* begin Source material *

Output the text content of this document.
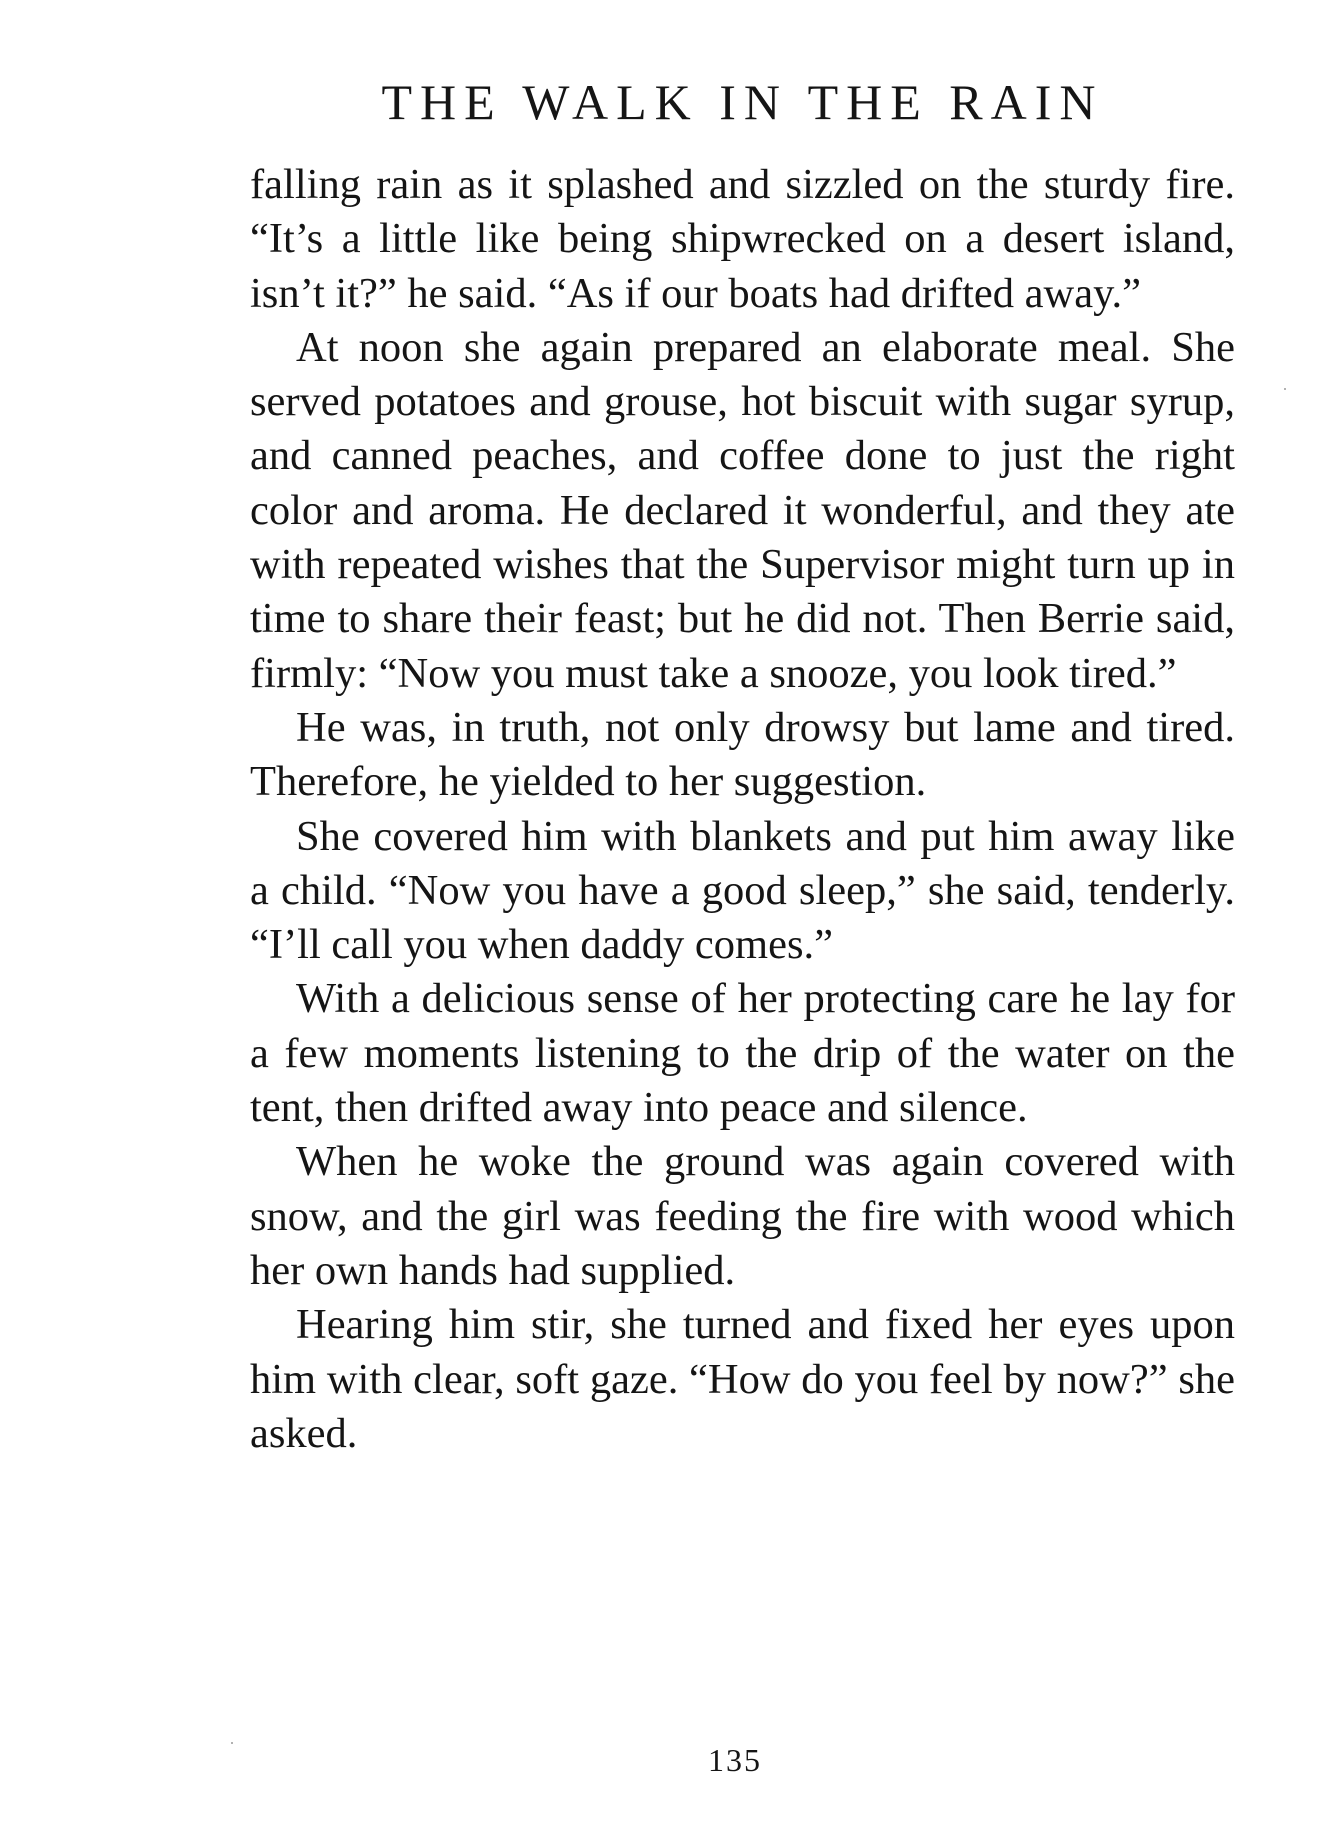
THE WALK IN THE RAIN

falling rain as it splashed and sizzled on the sturdy fire. “It’s a little like being shipwrecked on a desert island, isn’t it?” he said. “As if our boats had drifted away.”

At noon she again prepared an elaborate meal. She served potatoes and grouse, hot biscuit with sugar syrup, and canned peaches, and coffee done to just the right color and aroma. He declared it wonderful, and they ate with repeated wishes that the Supervisor might turn up in time to share their feast; but he did not. Then Berrie said, firmly: “Now you must take a snooze, you look tired.”

He was, in truth, not only drowsy but lame and tired. Therefore, he yielded to her suggestion.

She covered him with blankets and put him away like a child. “Now you have a good sleep,” she said, tenderly. “I’ll call you when daddy comes.”

With a delicious sense of her protecting care he lay for a few moments listening to the drip of the water on the tent, then drifted away into peace and silence.

When he woke the ground was again covered with snow, and the girl was feeding the fire with wood which her own hands had supplied.

Hearing him stir, she turned and fixed her eyes upon him with clear, soft gaze. “How do you feel by now?” she asked.

135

* end Source material *

### Given instruction
Quote the material in full and exactly; do not carry over its pictures.

### Response to the exercise
Output the text content of this document.
THE WALK IN THE RAIN

falling rain as it splashed and sizzled on the sturdy fire. “It’s a little like being shipwrecked on a desert island, isn’t it?” he said. “As if our boats had drifted away.”

At noon she again prepared an elaborate meal. She served potatoes and grouse, hot biscuit with sugar syrup, and canned peaches, and coffee done to just the right color and aroma. He declared it wonderful, and they ate with repeated wishes that the Supervisor might turn up in time to share their feast; but he did not. Then Berrie said, firmly: “Now you must take a snooze, you look tired.”

He was, in truth, not only drowsy but lame and tired. Therefore, he yielded to her suggestion.

She covered him with blankets and put him away like a child. “Now you have a good sleep,” she said, tenderly. “I’ll call you when daddy comes.”

With a delicious sense of her protecting care he lay for a few moments listening to the drip of the water on the tent, then drifted away into peace and silence.

When he woke the ground was again covered with snow, and the girl was feeding the fire with wood which her own hands had supplied.

Hearing him stir, she turned and fixed her eyes upon him with clear, soft gaze. “How do you feel by now?” she asked.

135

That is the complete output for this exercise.